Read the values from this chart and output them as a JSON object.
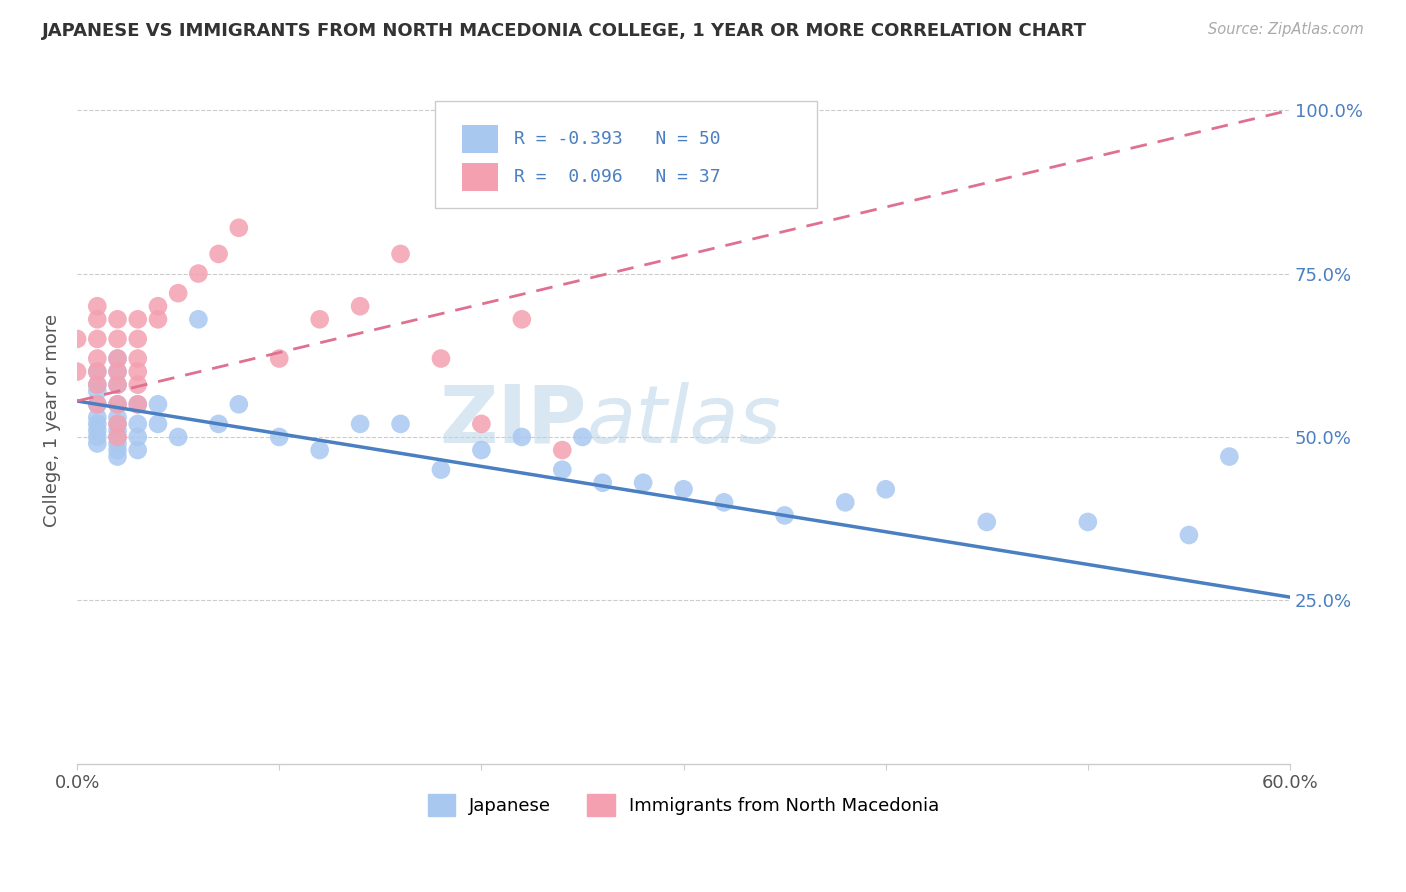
{
  "title": "JAPANESE VS IMMIGRANTS FROM NORTH MACEDONIA COLLEGE, 1 YEAR OR MORE CORRELATION CHART",
  "source": "Source: ZipAtlas.com",
  "ylabel": "College, 1 year or more",
  "xlim": [
    0.0,
    0.6
  ],
  "ylim": [
    0.0,
    1.05
  ],
  "xticks": [
    0.0,
    0.1,
    0.2,
    0.3,
    0.4,
    0.5,
    0.6
  ],
  "xticklabels": [
    "0.0%",
    "",
    "",
    "",
    "",
    "",
    "60.0%"
  ],
  "yticks": [
    0.25,
    0.5,
    0.75,
    1.0
  ],
  "yticklabels": [
    "25.0%",
    "50.0%",
    "75.0%",
    "100.0%"
  ],
  "color_blue": "#a8c8f0",
  "color_pink": "#f4a0b0",
  "line_color_blue": "#4a7fc1",
  "line_color_pink": "#e07090",
  "watermark_zip": "ZIP",
  "watermark_atlas": "atlas",
  "grid_color": "#cccccc",
  "japanese_x": [
    0.01,
    0.01,
    0.01,
    0.01,
    0.01,
    0.01,
    0.01,
    0.01,
    0.01,
    0.02,
    0.02,
    0.02,
    0.02,
    0.02,
    0.02,
    0.02,
    0.02,
    0.02,
    0.02,
    0.02,
    0.03,
    0.03,
    0.03,
    0.03,
    0.04,
    0.04,
    0.05,
    0.06,
    0.07,
    0.08,
    0.1,
    0.12,
    0.14,
    0.16,
    0.18,
    0.2,
    0.22,
    0.24,
    0.25,
    0.26,
    0.28,
    0.3,
    0.32,
    0.35,
    0.38,
    0.4,
    0.45,
    0.5,
    0.55,
    0.57
  ],
  "japanese_y": [
    0.6,
    0.58,
    0.57,
    0.55,
    0.53,
    0.52,
    0.51,
    0.5,
    0.49,
    0.62,
    0.6,
    0.58,
    0.55,
    0.53,
    0.52,
    0.51,
    0.5,
    0.49,
    0.48,
    0.47,
    0.55,
    0.52,
    0.5,
    0.48,
    0.55,
    0.52,
    0.5,
    0.68,
    0.52,
    0.55,
    0.5,
    0.48,
    0.52,
    0.52,
    0.45,
    0.48,
    0.5,
    0.45,
    0.5,
    0.43,
    0.43,
    0.42,
    0.4,
    0.38,
    0.4,
    0.42,
    0.37,
    0.37,
    0.35,
    0.47
  ],
  "macedonia_x": [
    0.0,
    0.0,
    0.01,
    0.01,
    0.01,
    0.01,
    0.01,
    0.01,
    0.01,
    0.02,
    0.02,
    0.02,
    0.02,
    0.02,
    0.02,
    0.02,
    0.02,
    0.03,
    0.03,
    0.03,
    0.03,
    0.03,
    0.03,
    0.04,
    0.04,
    0.05,
    0.06,
    0.07,
    0.08,
    0.1,
    0.12,
    0.14,
    0.16,
    0.18,
    0.2,
    0.22,
    0.24
  ],
  "macedonia_y": [
    0.65,
    0.6,
    0.7,
    0.68,
    0.65,
    0.62,
    0.6,
    0.58,
    0.55,
    0.68,
    0.65,
    0.62,
    0.6,
    0.58,
    0.55,
    0.52,
    0.5,
    0.68,
    0.65,
    0.62,
    0.6,
    0.58,
    0.55,
    0.7,
    0.68,
    0.72,
    0.75,
    0.78,
    0.82,
    0.62,
    0.68,
    0.7,
    0.78,
    0.62,
    0.52,
    0.68,
    0.48
  ],
  "blue_line_x0": 0.0,
  "blue_line_y0": 0.555,
  "blue_line_x1": 0.6,
  "blue_line_y1": 0.255,
  "pink_line_x0": 0.0,
  "pink_line_y0": 0.555,
  "pink_line_x1": 0.6,
  "pink_line_y1": 1.0
}
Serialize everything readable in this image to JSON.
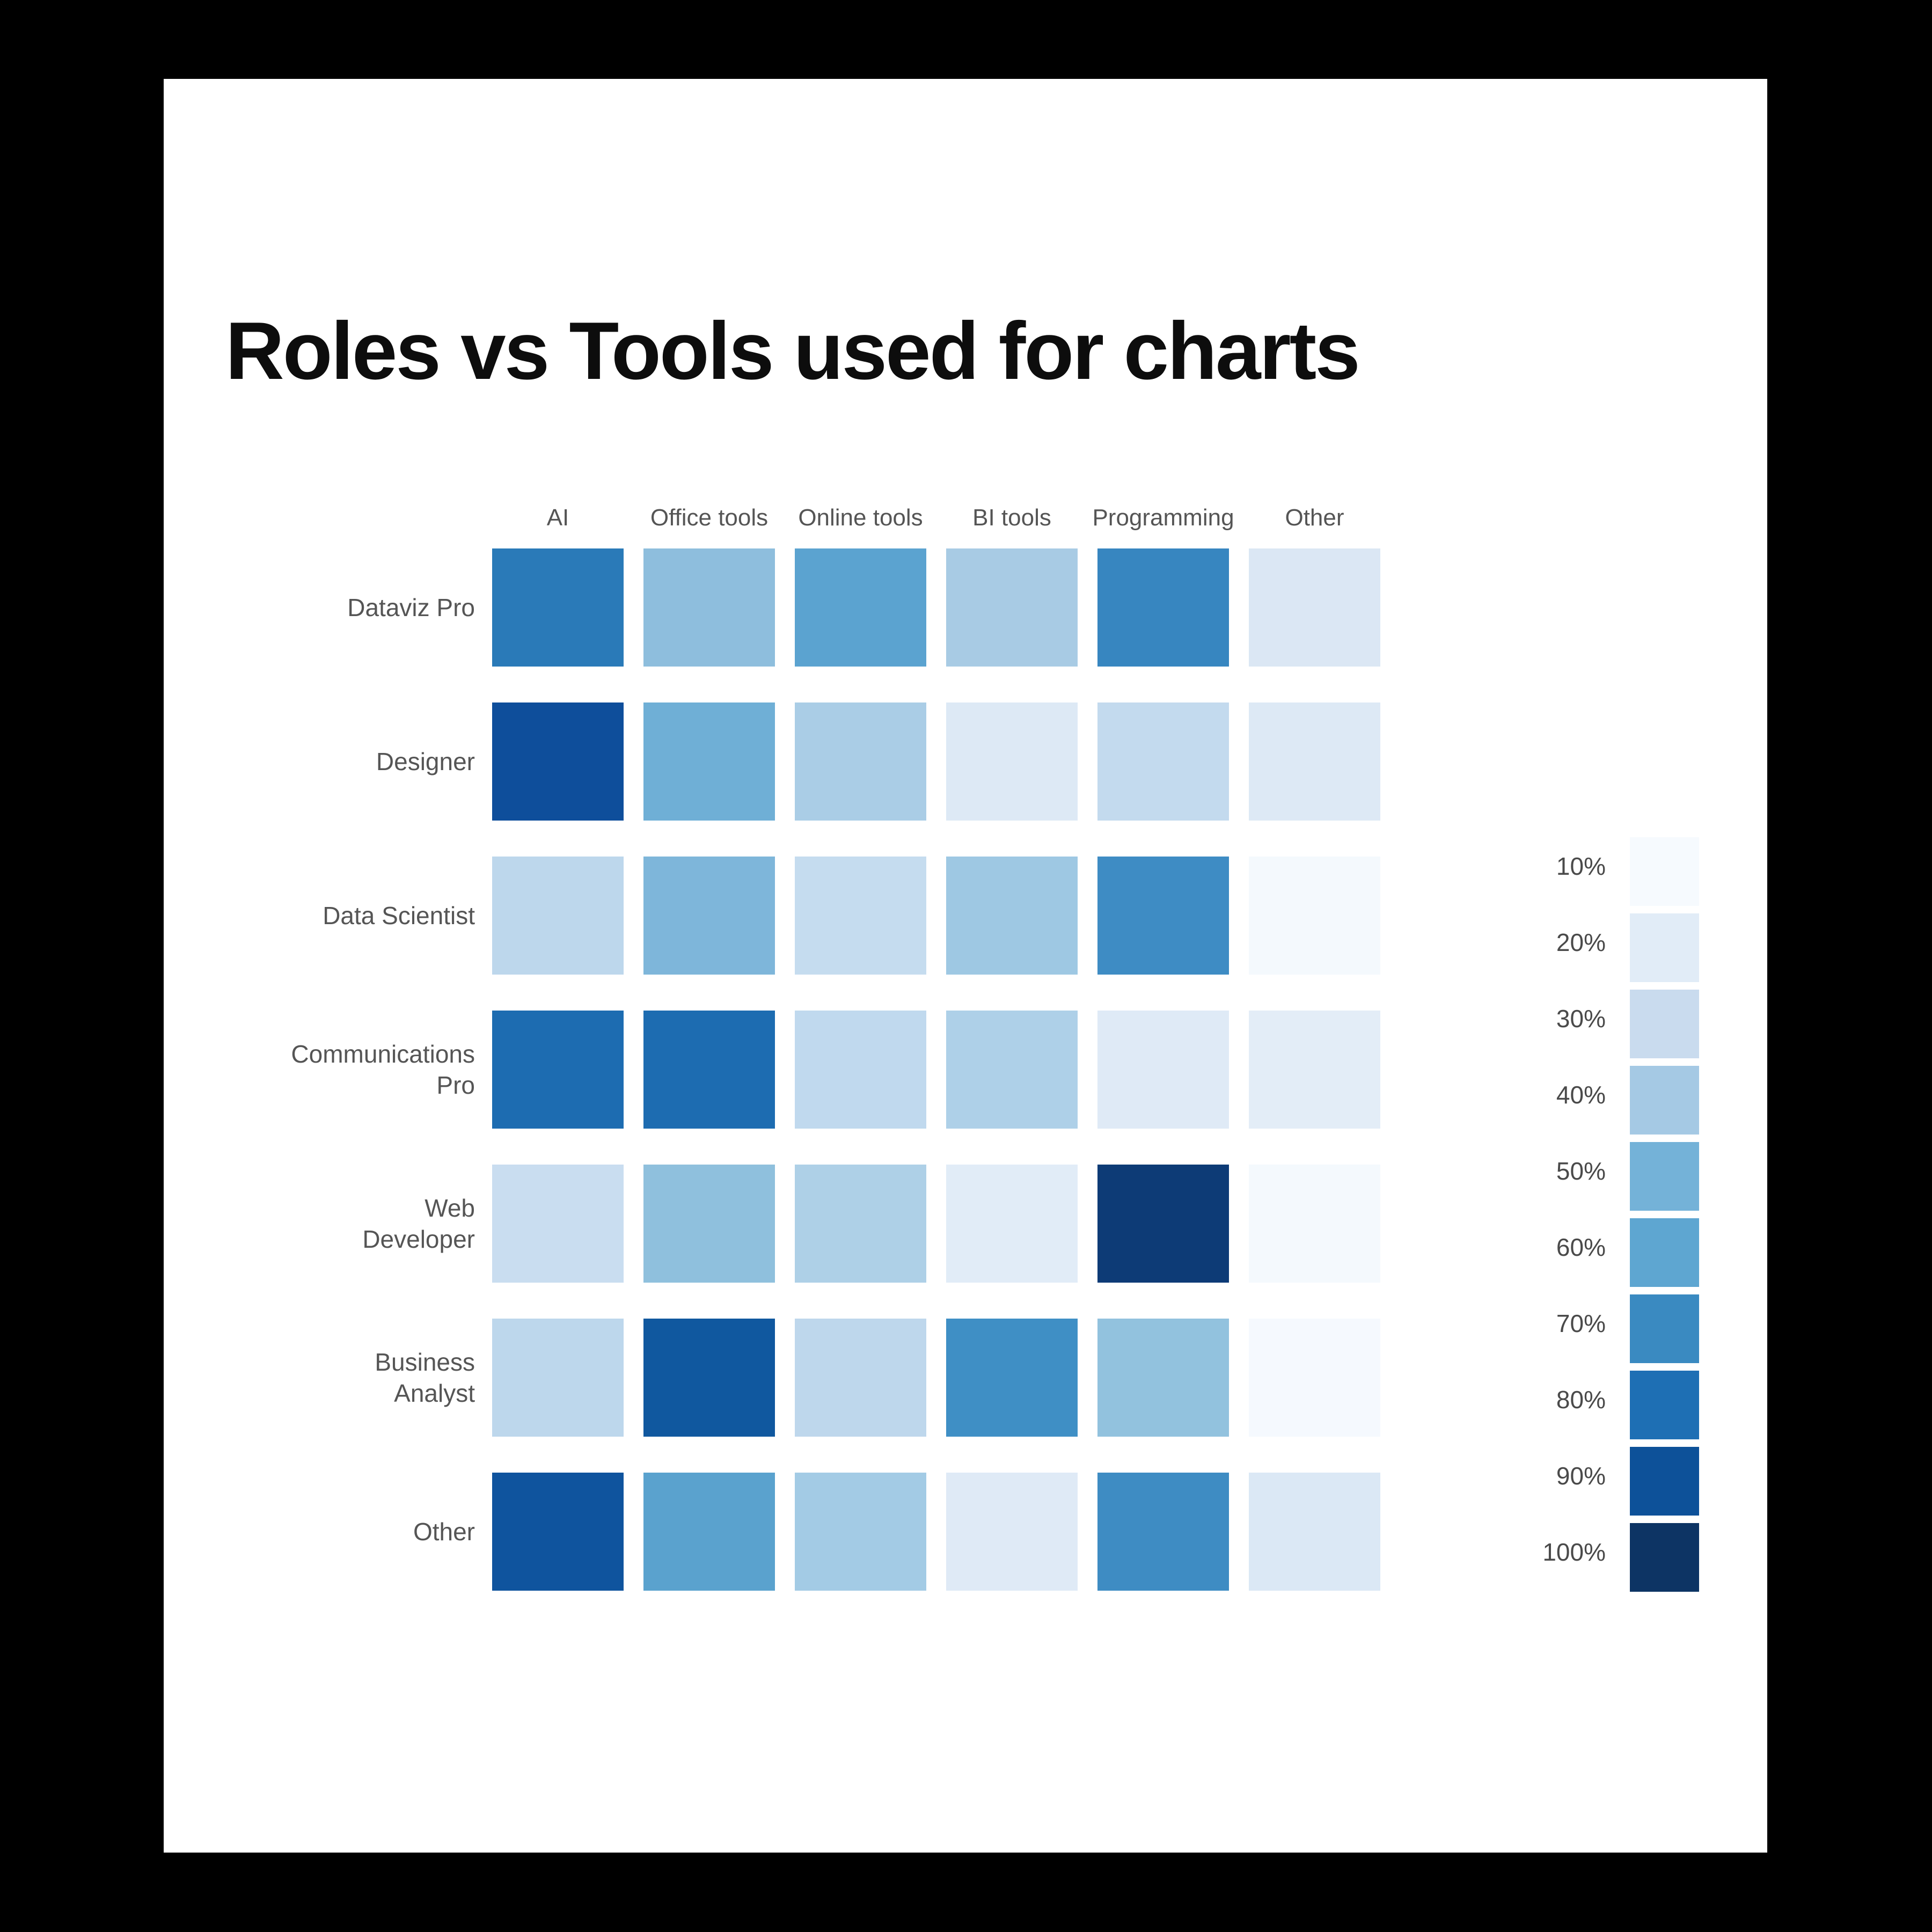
{
  "page": {
    "title": "Roles vs Tools used for charts",
    "background_color": "#ffffff",
    "frame_color": "#000000",
    "title_color": "#0d0d0d",
    "label_color": "#555555"
  },
  "chart_data": {
    "type": "heatmap",
    "title": "Roles vs Tools used for charts",
    "columns": [
      "AI",
      "Office tools",
      "Online tools",
      "BI tools",
      "Programming",
      "Other"
    ],
    "rows": [
      "Dataviz Pro",
      "Designer",
      "Data Scientist",
      "Communications\nPro",
      "Web\nDeveloper",
      "Business\nAnalyst",
      "Other"
    ],
    "values_percent": [
      [
        75,
        45,
        60,
        40,
        70,
        20
      ],
      [
        90,
        55,
        40,
        20,
        30,
        20
      ],
      [
        35,
        50,
        30,
        45,
        70,
        10
      ],
      [
        80,
        80,
        30,
        40,
        20,
        20
      ],
      [
        30,
        45,
        40,
        20,
        100,
        10
      ],
      [
        35,
        90,
        35,
        70,
        45,
        10
      ],
      [
        90,
        60,
        40,
        20,
        70,
        20
      ]
    ],
    "cell_colors": [
      [
        "#2a7ab8",
        "#8ebedd",
        "#5ba3d0",
        "#a8cbe4",
        "#3786c0",
        "#dbe7f4"
      ],
      [
        "#0e4e9b",
        "#6fafd6",
        "#aacde6",
        "#dde9f5",
        "#c3daee",
        "#dde9f5"
      ],
      [
        "#bdd7ec",
        "#7eb6da",
        "#c5dcef",
        "#9ec8e3",
        "#3e8cc4",
        "#f4f9fd"
      ],
      [
        "#1d6cb1",
        "#1d6cb1",
        "#c0d9ee",
        "#aed0e8",
        "#dfeaf6",
        "#e3edf7"
      ],
      [
        "#c9ddf0",
        "#8fc0dd",
        "#aed0e7",
        "#e1ecf7",
        "#0d3b76",
        "#f4f9fd"
      ],
      [
        "#bdd7ec",
        "#10589f",
        "#bed7ec",
        "#3f8fc5",
        "#92c2de",
        "#f5f9fe"
      ],
      [
        "#0f549e",
        "#5aa2ce",
        "#a3cbe5",
        "#dfeaf6",
        "#3e8cc3",
        "#dbe8f5"
      ]
    ],
    "legend": {
      "position": "right",
      "labels": [
        "10%",
        "20%",
        "30%",
        "40%",
        "50%",
        "60%",
        "70%",
        "80%",
        "90%",
        "100%"
      ],
      "colors": [
        "#f6fafe",
        "#e1ecf7",
        "#c9dbee",
        "#a5c9e4",
        "#74b2d8",
        "#5ea6d1",
        "#3a8ac1",
        "#1e6fb4",
        "#0d5199",
        "#0d3464"
      ]
    },
    "grid": false
  }
}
• • • • • • •
● **What is asked**:
Repeat the data exactly, dropping every picture it holds.

● **Task output**:
Read the values from this chart and output them as a JSON object.
{
  "title": "JAPANESE VS IMMIGRANTS FROM NORTH MACEDONIA COLLEGE, 1 YEAR OR MORE CORRELATION CHART",
  "source": "Source: ZipAtlas.com",
  "ylabel": "College, 1 year or more",
  "xlim": [
    0.0,
    0.6
  ],
  "ylim": [
    0.0,
    1.05
  ],
  "xticks": [
    0.0,
    0.1,
    0.2,
    0.3,
    0.4,
    0.5,
    0.6
  ],
  "xticklabels": [
    "0.0%",
    "",
    "",
    "",
    "",
    "",
    "60.0%"
  ],
  "yticks": [
    0.25,
    0.5,
    0.75,
    1.0
  ],
  "yticklabels": [
    "25.0%",
    "50.0%",
    "75.0%",
    "100.0%"
  ],
  "color_blue": "#a8c8f0",
  "color_pink": "#f4a0b0",
  "line_color_blue": "#4a7fc1",
  "line_color_pink": "#e07090",
  "watermark_zip": "ZIP",
  "watermark_atlas": "atlas",
  "grid_color": "#cccccc",
  "japanese_x": [
    0.01,
    0.01,
    0.01,
    0.01,
    0.01,
    0.01,
    0.01,
    0.01,
    0.01,
    0.02,
    0.02,
    0.02,
    0.02,
    0.02,
    0.02,
    0.02,
    0.02,
    0.02,
    0.02,
    0.02,
    0.03,
    0.03,
    0.03,
    0.03,
    0.04,
    0.04,
    0.05,
    0.06,
    0.07,
    0.08,
    0.1,
    0.12,
    0.14,
    0.16,
    0.18,
    0.2,
    0.22,
    0.24,
    0.25,
    0.26,
    0.28,
    0.3,
    0.32,
    0.35,
    0.38,
    0.4,
    0.45,
    0.5,
    0.55,
    0.57
  ],
  "japanese_y": [
    0.6,
    0.58,
    0.57,
    0.55,
    0.53,
    0.52,
    0.51,
    0.5,
    0.49,
    0.62,
    0.6,
    0.58,
    0.55,
    0.53,
    0.52,
    0.51,
    0.5,
    0.49,
    0.48,
    0.47,
    0.55,
    0.52,
    0.5,
    0.48,
    0.55,
    0.52,
    0.5,
    0.68,
    0.52,
    0.55,
    0.5,
    0.48,
    0.52,
    0.52,
    0.45,
    0.48,
    0.5,
    0.45,
    0.5,
    0.43,
    0.43,
    0.42,
    0.4,
    0.38,
    0.4,
    0.42,
    0.37,
    0.37,
    0.35,
    0.47
  ],
  "macedonia_x": [
    0.0,
    0.0,
    0.01,
    0.01,
    0.01,
    0.01,
    0.01,
    0.01,
    0.01,
    0.02,
    0.02,
    0.02,
    0.02,
    0.02,
    0.02,
    0.02,
    0.02,
    0.03,
    0.03,
    0.03,
    0.03,
    0.03,
    0.03,
    0.04,
    0.04,
    0.05,
    0.06,
    0.07,
    0.08,
    0.1,
    0.12,
    0.14,
    0.16,
    0.18,
    0.2,
    0.22,
    0.24
  ],
  "macedonia_y": [
    0.65,
    0.6,
    0.7,
    0.68,
    0.65,
    0.62,
    0.6,
    0.58,
    0.55,
    0.68,
    0.65,
    0.62,
    0.6,
    0.58,
    0.55,
    0.52,
    0.5,
    0.68,
    0.65,
    0.62,
    0.6,
    0.58,
    0.55,
    0.7,
    0.68,
    0.72,
    0.75,
    0.78,
    0.82,
    0.62,
    0.68,
    0.7,
    0.78,
    0.62,
    0.52,
    0.68,
    0.48
  ],
  "blue_line_x0": 0.0,
  "blue_line_y0": 0.555,
  "blue_line_x1": 0.6,
  "blue_line_y1": 0.255,
  "pink_line_x0": 0.0,
  "pink_line_y0": 0.555,
  "pink_line_x1": 0.6,
  "pink_line_y1": 1.0
}
Serialize everything readable in this image to JSON.
{
  "page": {
    "title": "Roles vs Tools used for charts",
    "background_color": "#ffffff",
    "frame_color": "#000000",
    "title_color": "#0d0d0d",
    "label_color": "#555555"
  },
  "chart_data": {
    "type": "heatmap",
    "title": "Roles vs Tools used for charts",
    "columns": [
      "AI",
      "Office tools",
      "Online tools",
      "BI tools",
      "Programming",
      "Other"
    ],
    "rows": [
      "Dataviz Pro",
      "Designer",
      "Data Scientist",
      "Communications\nPro",
      "Web\nDeveloper",
      "Business\nAnalyst",
      "Other"
    ],
    "values_percent": [
      [
        75,
        45,
        60,
        40,
        70,
        20
      ],
      [
        90,
        55,
        40,
        20,
        30,
        20
      ],
      [
        35,
        50,
        30,
        45,
        70,
        10
      ],
      [
        80,
        80,
        30,
        40,
        20,
        20
      ],
      [
        30,
        45,
        40,
        20,
        100,
        10
      ],
      [
        35,
        90,
        35,
        70,
        45,
        10
      ],
      [
        90,
        60,
        40,
        20,
        70,
        20
      ]
    ],
    "cell_colors": [
      [
        "#2a7ab8",
        "#8ebedd",
        "#5ba3d0",
        "#a8cbe4",
        "#3786c0",
        "#dbe7f4"
      ],
      [
        "#0e4e9b",
        "#6fafd6",
        "#aacde6",
        "#dde9f5",
        "#c3daee",
        "#dde9f5"
      ],
      [
        "#bdd7ec",
        "#7eb6da",
        "#c5dcef",
        "#9ec8e3",
        "#3e8cc4",
        "#f4f9fd"
      ],
      [
        "#1d6cb1",
        "#1d6cb1",
        "#c0d9ee",
        "#aed0e8",
        "#dfeaf6",
        "#e3edf7"
      ],
      [
        "#c9ddf0",
        "#8fc0dd",
        "#aed0e7",
        "#e1ecf7",
        "#0d3b76",
        "#f4f9fd"
      ],
      [
        "#bdd7ec",
        "#10589f",
        "#bed7ec",
        "#3f8fc5",
        "#92c2de",
        "#f5f9fe"
      ],
      [
        "#0f549e",
        "#5aa2ce",
        "#a3cbe5",
        "#dfeaf6",
        "#3e8cc3",
        "#dbe8f5"
      ]
    ],
    "legend": {
      "position": "right",
      "labels": [
        "10%",
        "20%",
        "30%",
        "40%",
        "50%",
        "60%",
        "70%",
        "80%",
        "90%",
        "100%"
      ],
      "colors": [
        "#f6fafe",
        "#e1ecf7",
        "#c9dbee",
        "#a5c9e4",
        "#74b2d8",
        "#5ea6d1",
        "#3a8ac1",
        "#1e6fb4",
        "#0d5199",
        "#0d3464"
      ]
    },
    "grid": false
  }
}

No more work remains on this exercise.